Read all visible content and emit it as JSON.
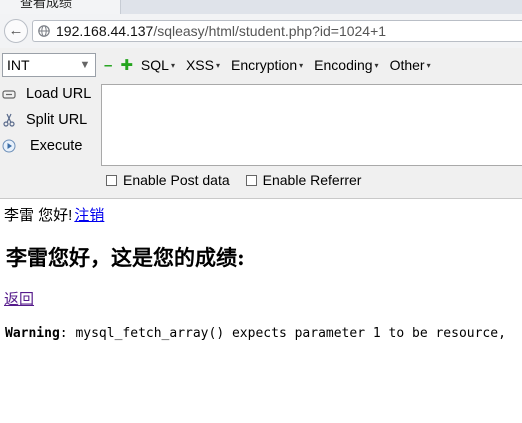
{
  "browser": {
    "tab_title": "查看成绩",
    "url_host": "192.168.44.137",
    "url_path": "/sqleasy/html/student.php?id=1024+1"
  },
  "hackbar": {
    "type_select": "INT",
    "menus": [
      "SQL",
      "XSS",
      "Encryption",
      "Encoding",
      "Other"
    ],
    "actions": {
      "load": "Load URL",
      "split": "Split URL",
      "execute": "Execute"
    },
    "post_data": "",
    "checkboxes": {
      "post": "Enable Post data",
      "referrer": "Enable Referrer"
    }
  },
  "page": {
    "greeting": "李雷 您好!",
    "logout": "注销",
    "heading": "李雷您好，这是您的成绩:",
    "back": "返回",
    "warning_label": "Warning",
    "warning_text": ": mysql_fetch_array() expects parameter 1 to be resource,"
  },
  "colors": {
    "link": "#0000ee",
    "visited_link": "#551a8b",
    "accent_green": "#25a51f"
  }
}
+-------+
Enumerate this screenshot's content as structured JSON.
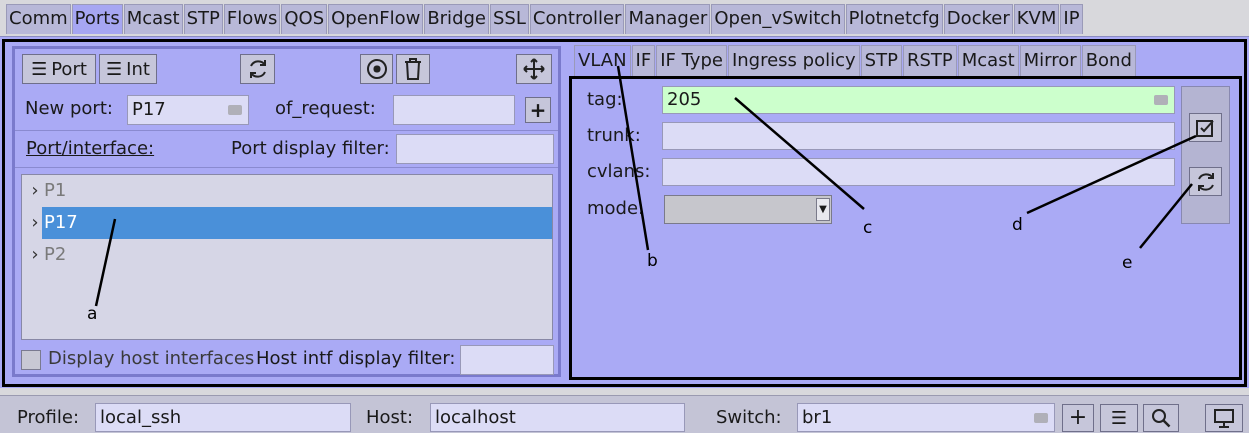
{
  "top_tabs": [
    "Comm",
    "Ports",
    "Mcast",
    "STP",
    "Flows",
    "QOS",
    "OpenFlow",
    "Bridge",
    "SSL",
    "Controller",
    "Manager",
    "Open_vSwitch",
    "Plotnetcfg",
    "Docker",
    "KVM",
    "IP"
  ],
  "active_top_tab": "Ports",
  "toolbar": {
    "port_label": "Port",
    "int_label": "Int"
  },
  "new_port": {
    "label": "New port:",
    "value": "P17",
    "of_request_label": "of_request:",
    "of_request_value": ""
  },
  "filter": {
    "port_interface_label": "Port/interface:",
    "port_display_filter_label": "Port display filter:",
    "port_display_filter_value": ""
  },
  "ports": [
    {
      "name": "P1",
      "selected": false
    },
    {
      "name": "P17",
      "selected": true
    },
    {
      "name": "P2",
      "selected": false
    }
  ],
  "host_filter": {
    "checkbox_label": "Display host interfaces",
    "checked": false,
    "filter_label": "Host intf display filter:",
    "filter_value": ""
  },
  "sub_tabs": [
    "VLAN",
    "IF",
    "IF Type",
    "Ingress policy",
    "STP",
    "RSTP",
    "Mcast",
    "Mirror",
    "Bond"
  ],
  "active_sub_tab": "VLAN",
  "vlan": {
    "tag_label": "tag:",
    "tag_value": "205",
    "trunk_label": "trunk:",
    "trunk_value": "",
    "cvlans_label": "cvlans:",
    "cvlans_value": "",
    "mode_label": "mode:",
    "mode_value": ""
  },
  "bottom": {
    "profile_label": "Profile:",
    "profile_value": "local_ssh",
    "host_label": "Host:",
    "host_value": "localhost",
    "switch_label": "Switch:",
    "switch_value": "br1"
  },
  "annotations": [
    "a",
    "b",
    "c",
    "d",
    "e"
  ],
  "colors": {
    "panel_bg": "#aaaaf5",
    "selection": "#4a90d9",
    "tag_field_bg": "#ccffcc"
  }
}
+-------+
Problem description:
Find the word "JSON" in the material, then list each line that holds it.

Full output:
Read all visible content and emit it as JSON.
Enumerate this screenshot's content as structured JSON.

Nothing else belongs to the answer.